[PASSAGE]
The Mystery of Bermagui
In October 1880 a party of 5 explorers led by geologist Lamont Young set sail along the coast off Bermagui to search for potential gold mining sites.
3 days later their boat was located 15kms up the coast in what is now called Mystery Bay. The crew were missing and never seen or heard of again. What ever happened to the men has remained one of Australia’s most puzzling mysteries.
The story at the time received massive media coverage, not only in Australia, but also throughout the British Empire. Mystery Bay, where the boat was located received its name because of the disappearance.
Young and his assistant, Samuel Casey, travelled on a small boat with the boat’s owner, Thomas Towers of Batemans Bay, and two of Towers’ friends. The boat set off from Bermagui at night on Saturday October the 8th 1880, with the aim to find possible gold field sites further north of Bermagui.
Report indicates that a boat was observed the following morning, stationary with one person in it. On the following Monday the boat was discovered, abandoned at Corunna Reef, 15kms north of Bermagui.
In the boat were five bags full of clothing, Young’s books and papers, spectacles, a bullet in its starboard side and some vomit. However no sign of the five men.
Despite numerous searches and Government enquires the fate of the crew remains a mystery. The remnants of a fire, some food, three shirt studs, and mysterious footmarks along the beach were all that was found.
The Unanswered Questions
The boat was located in a position which it wouldn’t be able to drift too naturally. If there had been an accident at sea, how did the boat manage to navigate through the nearby rocks?
A large amount of supplies were found within the boat, including a pair of spectacles laid out on a seat. None of the boat’s contents were wet or saturated, so the boat could not possibly have been swamped by water.

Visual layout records
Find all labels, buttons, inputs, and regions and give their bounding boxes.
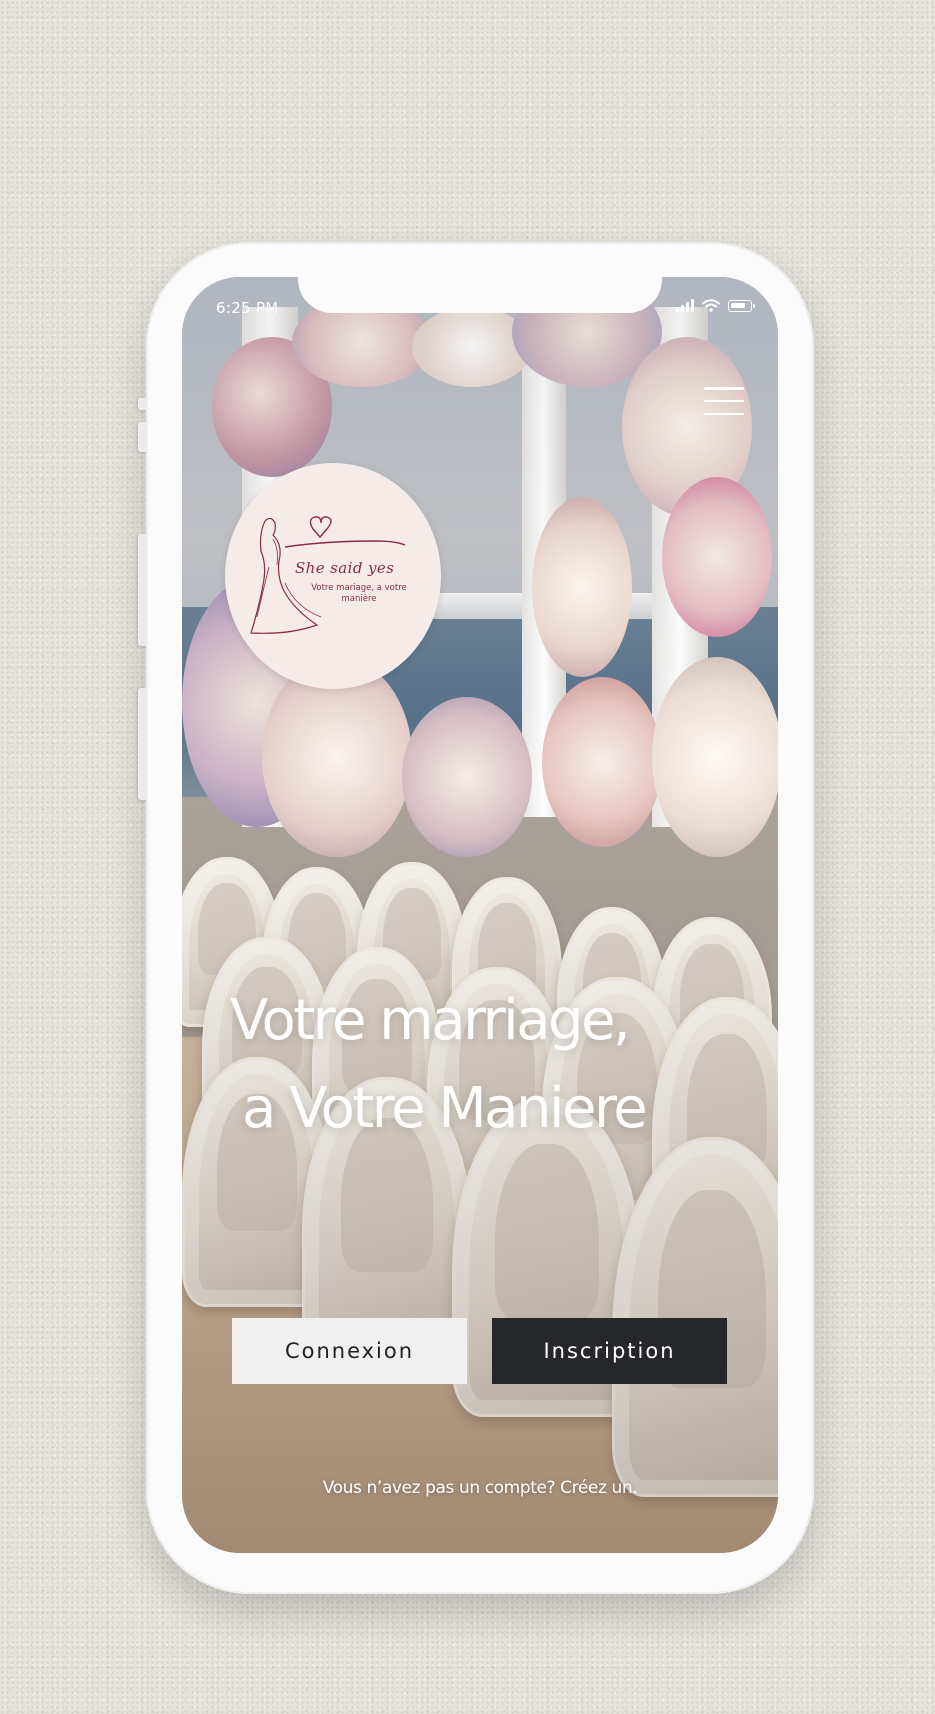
hamburger-menu-icon[interactable] [704, 387, 744, 415]
brand-logo: She said yes Votre mariage, a votre mani… [225, 463, 441, 689]
logo-brand-name: She said yes [295, 559, 395, 577]
battery-icon [728, 300, 755, 312]
wifi-icon [702, 299, 720, 312]
phone-notch [298, 277, 662, 313]
create-account-link[interactable]: Vous n’avez pas un compte? Créez un. [182, 1478, 778, 1498]
status-icons [676, 299, 755, 312]
cellular-signal-icon [676, 299, 694, 312]
logo-tagline: Votre mariage, a votre manière [311, 583, 407, 604]
app-screen: 6:25 PM She said yes Votre mariage, a vo… [182, 277, 778, 1553]
hero-headline-line2: a Votre Maniere [242, 1076, 648, 1141]
status-time: 6:25 PM [216, 299, 279, 317]
hero-headline: Votre marriage, a Votre Maniere [230, 977, 750, 1153]
hero-headline-line1: Votre marriage, [230, 988, 631, 1053]
signup-button[interactable]: Inscription [492, 1318, 727, 1384]
login-button[interactable]: Connexion [232, 1318, 467, 1384]
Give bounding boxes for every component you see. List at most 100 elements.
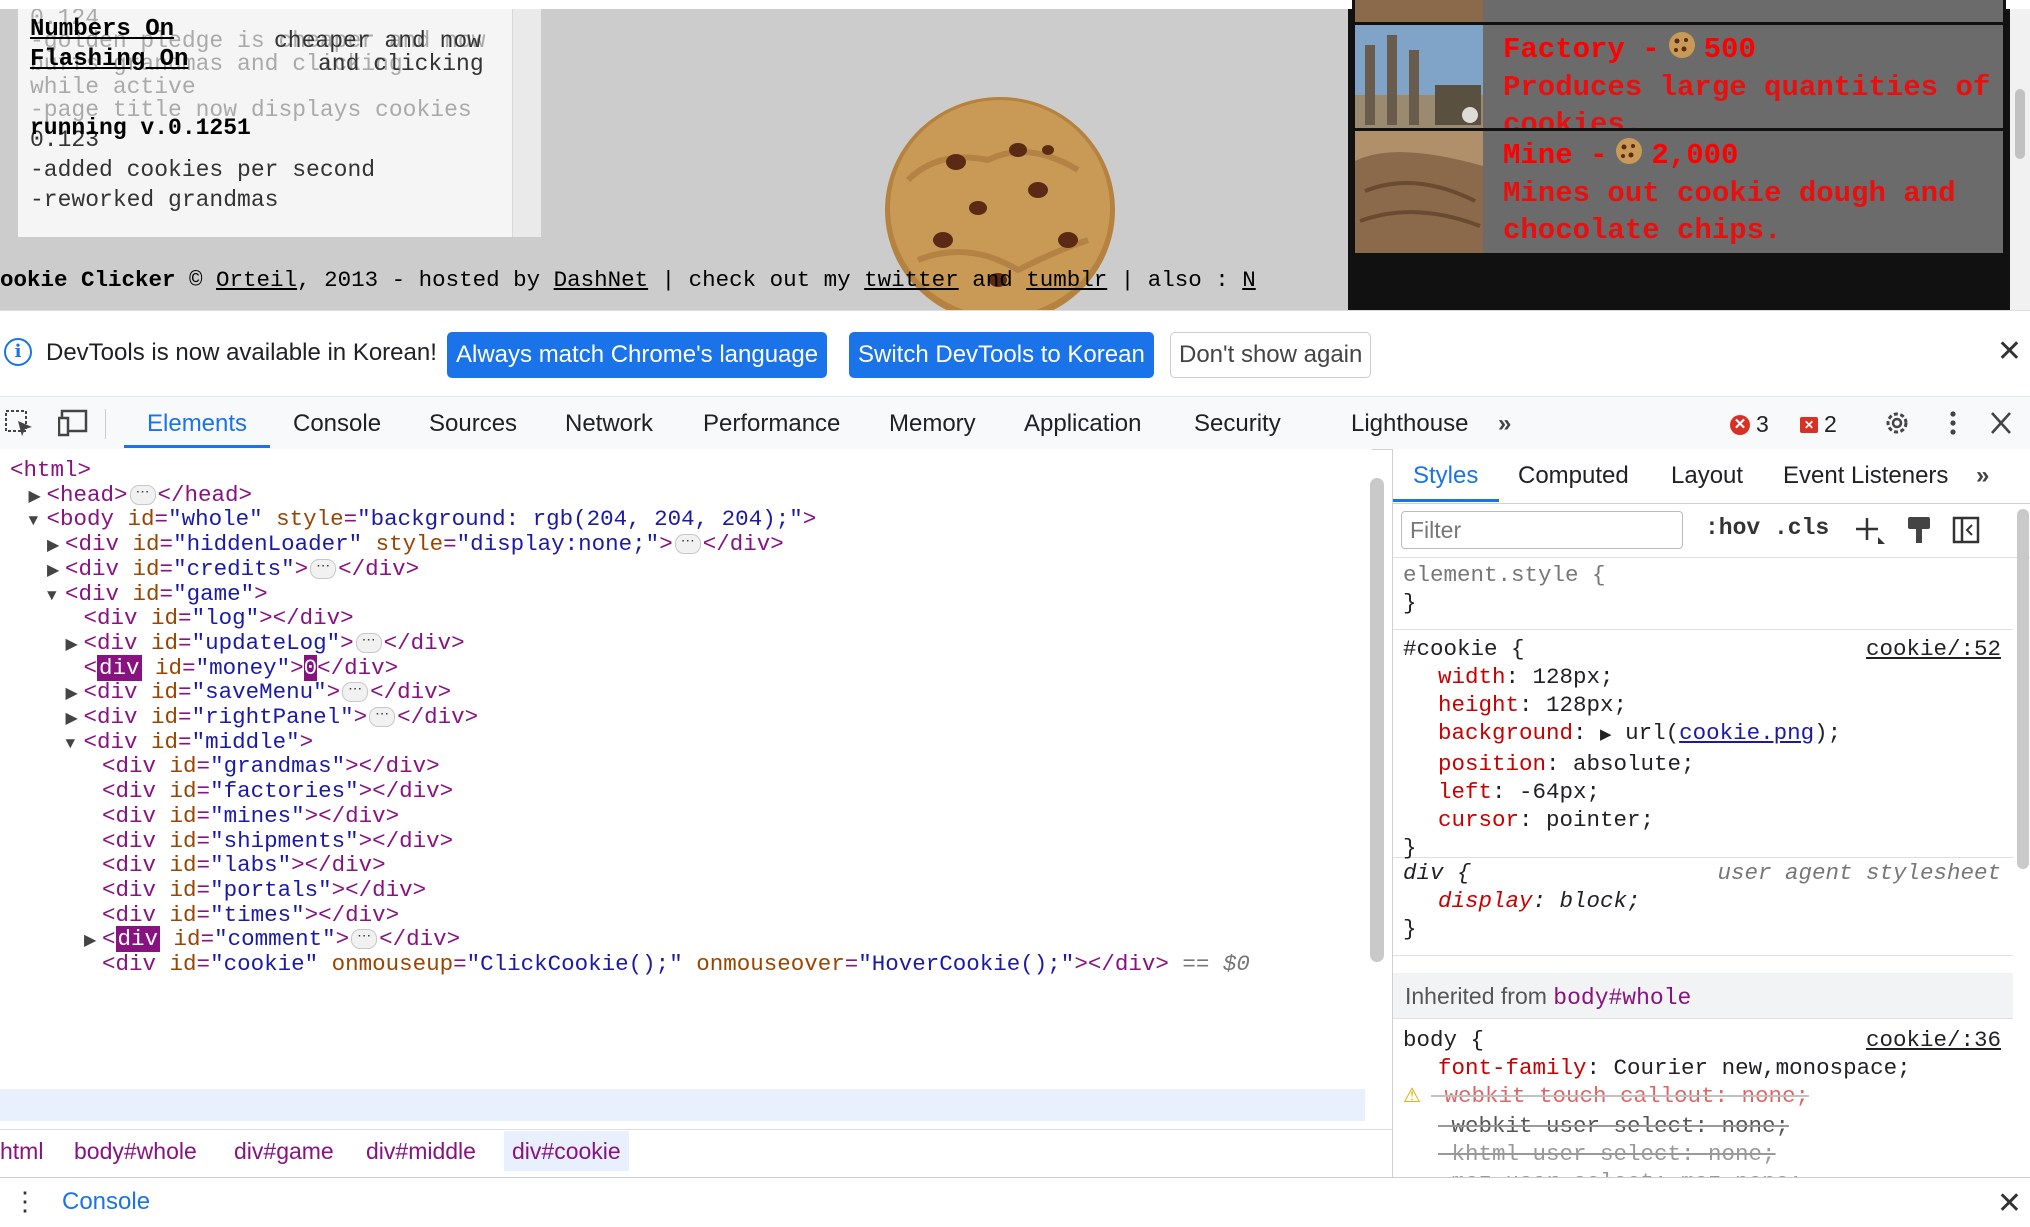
elements-scrollbar[interactable] — [1370, 478, 1384, 962]
css-property[interactable]: display: block; — [1393, 887, 2013, 915]
paint-brush-icon[interactable] — [1905, 515, 1933, 545]
dont-show-again-button[interactable]: Don't show again — [1170, 332, 1372, 378]
match-language-button[interactable]: Always match Chrome's language — [447, 332, 828, 378]
numbers-toggle[interactable]: Numbers On Flashing On — [30, 15, 188, 75]
css-property[interactable]: -webkit-user-select: none; — [1393, 1112, 2013, 1140]
issues-counter[interactable]: ✕ 2 — [1800, 411, 1837, 438]
elements-tree[interactable]: <html> ▶ <head> ⋯ </head> ▼ <body id="whole" s… — [0, 449, 1372, 1129]
body-rule-source-link[interactable]: cookie/:36 — [1866, 1026, 2001, 1054]
subtab-event-listeners[interactable]: Event Listeners — [1783, 462, 1948, 490]
css-property[interactable]: background: ▶ url(cookie.png); — [1393, 719, 2013, 750]
tab-network[interactable]: Network — [565, 410, 653, 438]
body-rule-selector: body { — [1403, 1027, 1485, 1053]
update-log-line: and clicking — [318, 51, 484, 77]
error-icon: ✕ — [1730, 414, 1750, 435]
css-property[interactable]: left: -64px; — [1393, 778, 2013, 806]
tab-lighthouse[interactable]: Lighthouse — [1351, 410, 1468, 438]
inherited-label: Inherited from — [1405, 983, 1554, 1009]
cookie-rule[interactable]: #cookie { cookie/:52 width: 128px; heigh… — [1393, 629, 2013, 861]
inherited-source-link[interactable]: body#whole — [1553, 985, 1691, 1011]
tab-sources[interactable]: Sources — [429, 410, 517, 438]
kebab-menu-icon[interactable] — [1938, 409, 1968, 437]
tab-application[interactable]: Application — [1024, 410, 1141, 438]
new-style-rule-icon[interactable] — [1855, 515, 1887, 545]
tab-security[interactable]: Security — [1194, 410, 1281, 438]
mine-name: Mine - — [1503, 139, 1608, 172]
issue-icon: ✕ — [1800, 416, 1818, 433]
close-icon[interactable]: ✕ — [1997, 337, 2022, 367]
close-devtools-icon[interactable] — [1986, 409, 2016, 437]
drawer-menu-icon[interactable]: ⋮ — [12, 1188, 38, 1214]
warning-icon: ⚠ — [1403, 1086, 1421, 1109]
hov-toggle[interactable]: :hov — [1705, 515, 1760, 541]
error-counter[interactable]: ✕ 3 — [1730, 411, 1769, 438]
flashing-toggle-label[interactable]: Flashing On — [30, 45, 188, 75]
div-rule-selector: div { — [1403, 860, 1471, 886]
more-tabs-icon[interactable]: » — [1498, 410, 1511, 438]
issue-count: 2 — [1824, 411, 1837, 437]
inspect-element-icon[interactable] — [4, 409, 34, 437]
css-property[interactable]: cursor: pointer; — [1393, 806, 2013, 834]
switch-korean-button[interactable]: Switch DevTools to Korean — [849, 332, 1154, 378]
factory-price: 500 — [1703, 33, 1756, 66]
crumb-middle[interactable]: div#middle — [366, 1138, 476, 1165]
twitter-link[interactable]: twitter — [864, 267, 959, 293]
credits-brand: ookie Clicker — [0, 267, 176, 293]
cls-toggle[interactable]: .cls — [1774, 515, 1829, 541]
css-property[interactable]: height: 128px; — [1393, 691, 2013, 719]
div-ua-rule[interactable]: div { user agent stylesheet display: blo… — [1393, 853, 2013, 956]
dom-node-selected[interactable]: <div id="cookie" onmouseup="ClickCookie(… — [84, 948, 1250, 980]
crumb-game[interactable]: div#game — [234, 1138, 334, 1165]
more-link[interactable]: N — [1242, 267, 1256, 293]
css-property[interactable]: -khtml-user-select: none; — [1393, 1140, 2013, 1168]
selected-node-highlight — [0, 1089, 1365, 1121]
tumblr-link[interactable]: tumblr — [1026, 267, 1107, 293]
toggle-sidebar-icon[interactable] — [1952, 515, 1980, 545]
ua-stylesheet-label: user agent stylesheet — [1717, 860, 2001, 886]
store-item-thumb — [1355, 0, 1483, 22]
mine-desc: Mines out cookie dough and chocolate chi… — [1503, 177, 1956, 247]
credits-year: , 2013 - hosted by — [297, 267, 554, 293]
settings-gear-icon[interactable] — [1882, 409, 1912, 437]
styles-scrollbar[interactable] — [2017, 509, 2029, 869]
store-item-mine[interactable]: Mine - 2,000 Mines out cookie dough and … — [1352, 128, 2006, 256]
update-log-line: -reworked grandmas — [30, 187, 279, 213]
crumb-body[interactable]: body#whole — [74, 1138, 197, 1165]
credits-and: and — [958, 267, 1027, 293]
update-log-scrollbar[interactable] — [512, 9, 541, 237]
css-property[interactable]: width: 128px; — [1393, 663, 2013, 691]
css-property[interactable]: ⚠ -webkit-touch-callout: none; — [1393, 1082, 2013, 1112]
game-viewport: 0.124 -golden pledge is cheaper and now … — [0, 0, 2030, 310]
cookie-rule-source-link[interactable]: cookie/:52 — [1866, 635, 2001, 663]
subtab-layout[interactable]: Layout — [1671, 462, 1743, 490]
devtools-toolbar: Elements Console Sources Network Perform… — [0, 396, 2030, 450]
element-style-rule[interactable]: element.style { } — [1393, 559, 2013, 630]
tab-console[interactable]: Console — [293, 410, 381, 438]
css-property[interactable]: -moz-user-select: moz-none; — [1393, 1168, 2013, 1177]
numbers-toggle-label[interactable]: Numbers On — [30, 15, 188, 45]
tab-elements[interactable]: Elements — [147, 410, 247, 438]
device-toolbar-icon[interactable] — [58, 409, 88, 437]
page-scrollbar-thumb[interactable] — [2015, 89, 2025, 159]
element-style-selector: element.style { — [1403, 562, 1606, 588]
author-link[interactable]: Orteil — [216, 267, 297, 293]
page-scrollbar[interactable] — [2010, 9, 2030, 310]
crumb-cookie[interactable]: div#cookie — [504, 1131, 629, 1171]
css-property[interactable]: font-family: Courier new,monospace; — [1393, 1054, 2013, 1082]
css-property[interactable]: position: absolute; — [1393, 750, 2013, 778]
styles-filter-bar: Filter :hov .cls — [1393, 503, 2030, 558]
body-rule[interactable]: body { cookie/:36 font-family: Courier n… — [1393, 1020, 2013, 1177]
credits-check: | check out my — [648, 267, 865, 293]
more-subtabs-icon[interactable]: » — [1976, 462, 1989, 490]
subtab-computed[interactable]: Computed — [1518, 462, 1629, 490]
tab-performance[interactable]: Performance — [703, 410, 840, 438]
subtab-styles[interactable]: Styles — [1413, 462, 1478, 490]
store-item-name: Mine - 2,000 — [1503, 137, 1738, 174]
drawer-tab-console[interactable]: Console — [62, 1188, 150, 1216]
drawer-close-icon[interactable]: ✕ — [1997, 1186, 2022, 1221]
dashnet-link[interactable]: DashNet — [554, 267, 649, 293]
tab-memory[interactable]: Memory — [889, 410, 976, 438]
cookie-png-link[interactable]: cookie.png — [1679, 720, 1814, 746]
styles-filter-input[interactable]: Filter — [1401, 511, 1683, 549]
crumb-html[interactable]: html — [0, 1138, 43, 1165]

[PROBLEM] Continue the account of the 1880 disappearance at Bermagui, starting after its last sentence.

[RESPONSE]
There were holes within the hull of the boat, however it was discovered these holes had actually been made from the inside.
A revolver bullet was found in the boat, and the copper case of a cartridge was found in the sand about 30 yards away. But neither the fishermen nor the geologists were known to carry any weapons.
Where was the anchor and sail?
Why were there large rocks found within the boat?
If the crew were murdered why was there no evidence to suggest a struggle or even foul play.
The Memorial is located 15 kilometres north of Bermagui, midway between Bermagui and Narooma. There is a park and a road at Mystery Bay named after Lamont Young. A monument was erected at Mystery Bay in 1980 to mark the centenary of the disappearance.
“Jumble of sand, and mongrel scrub, and tussock and Beach Hotel, Sort of regular jumble of weatherboard shanties. All seem to face sunset with guilty, guilty, glazed and glaring eyes turned towards where, far out at the end of Mountain, Lamont Young party were lost or not lost nearly 30 years ago” Bermagui, In a Strange Sunset – Henry Lawson 1910
What really happend to Young and his men? An article written by a local journalist 7 years after the event.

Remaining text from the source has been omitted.